**WORK REQUIRED:**
Going through the data below, find how many lines include the word "ventilation", and reply with that number alone.

**Records from a collection:**
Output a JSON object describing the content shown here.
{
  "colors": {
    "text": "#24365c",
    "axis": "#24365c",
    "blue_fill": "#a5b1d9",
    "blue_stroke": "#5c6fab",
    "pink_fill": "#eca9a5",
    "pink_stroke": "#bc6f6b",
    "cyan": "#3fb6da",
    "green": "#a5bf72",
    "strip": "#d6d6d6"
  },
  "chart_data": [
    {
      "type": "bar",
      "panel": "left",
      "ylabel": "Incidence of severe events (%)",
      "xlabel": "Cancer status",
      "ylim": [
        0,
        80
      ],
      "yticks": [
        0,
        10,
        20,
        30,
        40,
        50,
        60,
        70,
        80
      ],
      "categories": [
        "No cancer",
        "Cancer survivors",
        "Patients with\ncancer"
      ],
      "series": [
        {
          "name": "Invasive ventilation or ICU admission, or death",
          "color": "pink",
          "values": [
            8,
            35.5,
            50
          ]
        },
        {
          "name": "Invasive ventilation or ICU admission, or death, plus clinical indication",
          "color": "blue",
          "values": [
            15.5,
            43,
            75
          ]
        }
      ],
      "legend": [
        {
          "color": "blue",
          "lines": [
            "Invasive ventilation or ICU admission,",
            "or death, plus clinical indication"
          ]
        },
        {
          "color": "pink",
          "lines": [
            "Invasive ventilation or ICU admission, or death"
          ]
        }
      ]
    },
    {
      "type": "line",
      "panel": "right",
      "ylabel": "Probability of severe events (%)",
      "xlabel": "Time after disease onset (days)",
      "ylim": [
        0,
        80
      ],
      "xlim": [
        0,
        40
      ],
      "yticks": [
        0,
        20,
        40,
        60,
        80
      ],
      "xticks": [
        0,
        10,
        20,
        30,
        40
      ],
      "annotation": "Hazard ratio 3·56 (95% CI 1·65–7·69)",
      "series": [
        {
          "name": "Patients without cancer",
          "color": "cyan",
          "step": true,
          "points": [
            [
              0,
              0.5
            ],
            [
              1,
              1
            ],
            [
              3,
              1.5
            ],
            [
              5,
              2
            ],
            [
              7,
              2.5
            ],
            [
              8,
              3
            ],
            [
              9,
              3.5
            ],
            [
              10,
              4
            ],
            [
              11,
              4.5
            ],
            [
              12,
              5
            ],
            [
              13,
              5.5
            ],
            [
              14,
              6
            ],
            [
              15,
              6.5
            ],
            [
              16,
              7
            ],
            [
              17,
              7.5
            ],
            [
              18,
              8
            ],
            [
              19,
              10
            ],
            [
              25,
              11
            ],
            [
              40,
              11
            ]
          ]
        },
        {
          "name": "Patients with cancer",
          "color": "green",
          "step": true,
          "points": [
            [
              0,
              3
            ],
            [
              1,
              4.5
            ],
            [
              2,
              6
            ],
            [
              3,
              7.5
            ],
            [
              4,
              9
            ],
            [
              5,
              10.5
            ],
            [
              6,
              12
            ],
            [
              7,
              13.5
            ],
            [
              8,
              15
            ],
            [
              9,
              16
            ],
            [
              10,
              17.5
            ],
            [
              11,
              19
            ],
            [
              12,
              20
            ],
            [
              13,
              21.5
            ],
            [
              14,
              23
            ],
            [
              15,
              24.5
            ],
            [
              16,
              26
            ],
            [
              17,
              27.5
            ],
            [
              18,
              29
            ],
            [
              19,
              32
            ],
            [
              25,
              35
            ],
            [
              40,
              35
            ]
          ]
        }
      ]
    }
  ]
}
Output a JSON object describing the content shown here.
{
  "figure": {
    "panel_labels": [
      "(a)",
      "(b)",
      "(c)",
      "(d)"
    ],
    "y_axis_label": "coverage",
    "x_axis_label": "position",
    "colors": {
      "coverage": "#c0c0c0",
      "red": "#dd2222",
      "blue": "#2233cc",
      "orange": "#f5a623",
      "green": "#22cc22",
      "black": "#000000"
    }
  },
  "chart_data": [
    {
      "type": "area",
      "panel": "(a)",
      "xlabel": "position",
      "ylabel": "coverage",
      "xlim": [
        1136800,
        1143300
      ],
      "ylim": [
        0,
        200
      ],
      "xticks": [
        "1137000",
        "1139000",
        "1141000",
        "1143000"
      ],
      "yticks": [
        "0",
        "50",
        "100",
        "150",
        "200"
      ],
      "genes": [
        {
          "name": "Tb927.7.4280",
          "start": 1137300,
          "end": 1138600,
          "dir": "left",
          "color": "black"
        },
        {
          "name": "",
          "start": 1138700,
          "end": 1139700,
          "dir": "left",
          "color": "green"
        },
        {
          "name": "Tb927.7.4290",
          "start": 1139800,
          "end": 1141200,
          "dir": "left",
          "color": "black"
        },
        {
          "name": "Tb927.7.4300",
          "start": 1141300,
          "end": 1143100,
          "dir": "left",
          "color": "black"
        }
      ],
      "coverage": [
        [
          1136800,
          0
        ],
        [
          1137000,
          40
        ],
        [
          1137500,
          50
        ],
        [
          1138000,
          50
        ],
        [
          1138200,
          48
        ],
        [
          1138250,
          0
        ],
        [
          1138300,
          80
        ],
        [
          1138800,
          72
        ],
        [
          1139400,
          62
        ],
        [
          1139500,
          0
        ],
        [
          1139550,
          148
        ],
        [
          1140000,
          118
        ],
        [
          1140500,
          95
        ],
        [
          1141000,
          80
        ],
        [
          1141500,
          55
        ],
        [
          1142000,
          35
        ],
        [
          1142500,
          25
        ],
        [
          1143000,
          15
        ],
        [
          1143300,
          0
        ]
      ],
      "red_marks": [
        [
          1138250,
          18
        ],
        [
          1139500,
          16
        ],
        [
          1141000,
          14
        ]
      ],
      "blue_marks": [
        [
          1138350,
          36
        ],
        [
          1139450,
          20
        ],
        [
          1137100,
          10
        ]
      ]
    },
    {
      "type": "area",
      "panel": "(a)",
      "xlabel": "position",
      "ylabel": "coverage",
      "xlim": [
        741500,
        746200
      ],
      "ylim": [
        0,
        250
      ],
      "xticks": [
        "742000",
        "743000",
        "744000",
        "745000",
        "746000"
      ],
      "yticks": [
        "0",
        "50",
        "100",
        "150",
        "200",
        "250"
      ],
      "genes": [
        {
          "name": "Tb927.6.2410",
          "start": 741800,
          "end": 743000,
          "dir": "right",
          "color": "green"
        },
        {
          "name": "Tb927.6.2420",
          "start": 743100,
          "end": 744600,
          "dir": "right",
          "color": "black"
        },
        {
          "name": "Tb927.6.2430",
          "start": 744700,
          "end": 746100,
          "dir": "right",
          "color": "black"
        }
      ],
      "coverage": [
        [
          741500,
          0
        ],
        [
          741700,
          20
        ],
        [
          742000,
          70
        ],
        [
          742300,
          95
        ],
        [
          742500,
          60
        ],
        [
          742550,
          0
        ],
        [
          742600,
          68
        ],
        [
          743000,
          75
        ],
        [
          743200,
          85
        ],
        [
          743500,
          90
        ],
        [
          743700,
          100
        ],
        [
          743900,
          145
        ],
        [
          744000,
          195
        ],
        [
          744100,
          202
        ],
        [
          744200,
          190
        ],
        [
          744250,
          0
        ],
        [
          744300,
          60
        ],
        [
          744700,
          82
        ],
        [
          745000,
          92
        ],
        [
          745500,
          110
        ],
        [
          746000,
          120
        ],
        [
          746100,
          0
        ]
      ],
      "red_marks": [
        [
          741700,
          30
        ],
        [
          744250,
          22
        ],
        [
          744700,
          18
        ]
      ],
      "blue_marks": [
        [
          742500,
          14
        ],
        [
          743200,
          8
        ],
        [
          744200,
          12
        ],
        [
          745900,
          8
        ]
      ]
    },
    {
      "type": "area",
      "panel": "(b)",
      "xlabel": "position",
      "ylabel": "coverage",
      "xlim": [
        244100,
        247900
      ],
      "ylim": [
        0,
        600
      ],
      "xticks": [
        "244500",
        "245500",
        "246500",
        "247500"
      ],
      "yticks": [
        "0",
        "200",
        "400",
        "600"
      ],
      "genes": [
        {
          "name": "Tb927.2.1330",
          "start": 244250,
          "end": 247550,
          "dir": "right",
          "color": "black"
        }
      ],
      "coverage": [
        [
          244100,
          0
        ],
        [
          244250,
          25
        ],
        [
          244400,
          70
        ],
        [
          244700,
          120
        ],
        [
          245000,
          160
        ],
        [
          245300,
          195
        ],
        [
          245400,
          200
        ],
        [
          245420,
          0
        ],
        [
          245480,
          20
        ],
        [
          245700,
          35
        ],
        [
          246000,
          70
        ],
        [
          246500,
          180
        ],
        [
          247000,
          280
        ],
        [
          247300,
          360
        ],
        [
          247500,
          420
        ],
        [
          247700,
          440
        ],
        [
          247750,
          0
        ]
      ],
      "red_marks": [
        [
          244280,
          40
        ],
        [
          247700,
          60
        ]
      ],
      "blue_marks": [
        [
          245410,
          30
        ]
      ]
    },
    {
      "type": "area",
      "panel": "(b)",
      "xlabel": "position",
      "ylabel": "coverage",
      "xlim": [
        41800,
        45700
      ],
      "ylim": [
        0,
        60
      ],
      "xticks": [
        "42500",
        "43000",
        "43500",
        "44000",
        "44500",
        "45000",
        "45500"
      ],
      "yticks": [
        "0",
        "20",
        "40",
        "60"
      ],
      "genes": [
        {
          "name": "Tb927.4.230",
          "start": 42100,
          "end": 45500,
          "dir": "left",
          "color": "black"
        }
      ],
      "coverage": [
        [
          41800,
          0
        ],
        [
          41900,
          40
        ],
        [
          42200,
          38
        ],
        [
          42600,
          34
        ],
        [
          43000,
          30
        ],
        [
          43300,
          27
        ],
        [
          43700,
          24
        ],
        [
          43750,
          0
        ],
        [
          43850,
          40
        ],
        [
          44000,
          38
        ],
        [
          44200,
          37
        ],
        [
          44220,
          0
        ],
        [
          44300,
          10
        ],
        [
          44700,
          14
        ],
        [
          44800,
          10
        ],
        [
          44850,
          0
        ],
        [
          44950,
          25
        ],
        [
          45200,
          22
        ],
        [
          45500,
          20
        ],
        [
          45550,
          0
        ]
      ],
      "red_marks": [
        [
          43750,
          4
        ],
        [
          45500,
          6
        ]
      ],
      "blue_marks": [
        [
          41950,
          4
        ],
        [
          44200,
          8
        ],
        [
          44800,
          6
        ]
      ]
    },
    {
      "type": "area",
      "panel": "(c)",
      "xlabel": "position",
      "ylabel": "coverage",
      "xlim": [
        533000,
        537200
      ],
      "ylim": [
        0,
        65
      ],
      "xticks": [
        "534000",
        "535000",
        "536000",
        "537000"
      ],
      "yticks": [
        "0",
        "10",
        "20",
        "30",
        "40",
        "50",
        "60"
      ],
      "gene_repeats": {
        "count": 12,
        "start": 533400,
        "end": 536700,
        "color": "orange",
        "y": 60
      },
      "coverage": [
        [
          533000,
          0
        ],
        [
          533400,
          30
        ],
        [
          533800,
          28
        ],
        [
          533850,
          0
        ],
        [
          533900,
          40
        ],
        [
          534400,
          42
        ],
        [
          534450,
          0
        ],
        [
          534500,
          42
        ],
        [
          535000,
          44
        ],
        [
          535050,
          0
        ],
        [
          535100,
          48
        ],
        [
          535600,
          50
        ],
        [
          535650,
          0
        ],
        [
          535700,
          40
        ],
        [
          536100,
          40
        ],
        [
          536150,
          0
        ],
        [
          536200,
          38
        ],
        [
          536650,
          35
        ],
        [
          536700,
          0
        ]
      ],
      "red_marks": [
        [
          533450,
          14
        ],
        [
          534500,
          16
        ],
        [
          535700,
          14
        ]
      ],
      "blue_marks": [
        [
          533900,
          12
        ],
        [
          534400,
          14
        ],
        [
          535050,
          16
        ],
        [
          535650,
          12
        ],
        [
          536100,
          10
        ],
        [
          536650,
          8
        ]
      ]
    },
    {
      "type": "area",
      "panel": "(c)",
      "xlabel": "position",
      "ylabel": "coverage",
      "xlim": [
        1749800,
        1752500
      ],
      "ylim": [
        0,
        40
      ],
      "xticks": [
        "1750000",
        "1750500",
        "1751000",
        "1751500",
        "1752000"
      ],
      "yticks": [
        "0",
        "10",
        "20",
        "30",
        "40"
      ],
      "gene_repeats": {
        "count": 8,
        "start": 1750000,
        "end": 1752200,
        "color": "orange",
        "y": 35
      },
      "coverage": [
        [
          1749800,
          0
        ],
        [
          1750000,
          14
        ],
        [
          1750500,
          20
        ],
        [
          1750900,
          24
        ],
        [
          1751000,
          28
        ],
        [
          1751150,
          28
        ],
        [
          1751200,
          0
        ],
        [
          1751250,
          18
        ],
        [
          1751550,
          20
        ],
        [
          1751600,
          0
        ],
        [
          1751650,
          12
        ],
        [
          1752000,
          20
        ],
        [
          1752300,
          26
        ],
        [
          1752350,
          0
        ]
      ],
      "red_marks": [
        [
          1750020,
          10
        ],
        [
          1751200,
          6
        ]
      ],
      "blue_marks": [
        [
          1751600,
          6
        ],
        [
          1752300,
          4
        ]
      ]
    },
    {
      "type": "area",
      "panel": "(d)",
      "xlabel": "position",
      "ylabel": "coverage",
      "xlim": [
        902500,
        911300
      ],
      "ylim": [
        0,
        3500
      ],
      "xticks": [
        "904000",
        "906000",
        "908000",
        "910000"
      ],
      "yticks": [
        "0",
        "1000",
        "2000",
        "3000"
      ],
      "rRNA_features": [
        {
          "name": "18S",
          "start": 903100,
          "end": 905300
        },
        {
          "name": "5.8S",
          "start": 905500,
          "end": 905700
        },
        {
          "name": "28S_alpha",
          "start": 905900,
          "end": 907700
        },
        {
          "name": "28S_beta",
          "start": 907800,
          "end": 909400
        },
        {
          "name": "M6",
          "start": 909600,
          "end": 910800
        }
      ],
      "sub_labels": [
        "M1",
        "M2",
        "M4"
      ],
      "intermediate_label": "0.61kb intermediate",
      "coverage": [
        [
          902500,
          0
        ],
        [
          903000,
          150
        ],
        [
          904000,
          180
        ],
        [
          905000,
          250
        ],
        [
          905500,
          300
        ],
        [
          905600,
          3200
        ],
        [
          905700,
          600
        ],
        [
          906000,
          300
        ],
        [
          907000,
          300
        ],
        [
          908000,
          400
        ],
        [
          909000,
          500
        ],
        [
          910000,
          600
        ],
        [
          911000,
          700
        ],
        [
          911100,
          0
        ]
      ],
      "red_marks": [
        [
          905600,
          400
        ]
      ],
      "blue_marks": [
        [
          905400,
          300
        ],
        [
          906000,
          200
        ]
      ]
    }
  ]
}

**ANSWER:**
4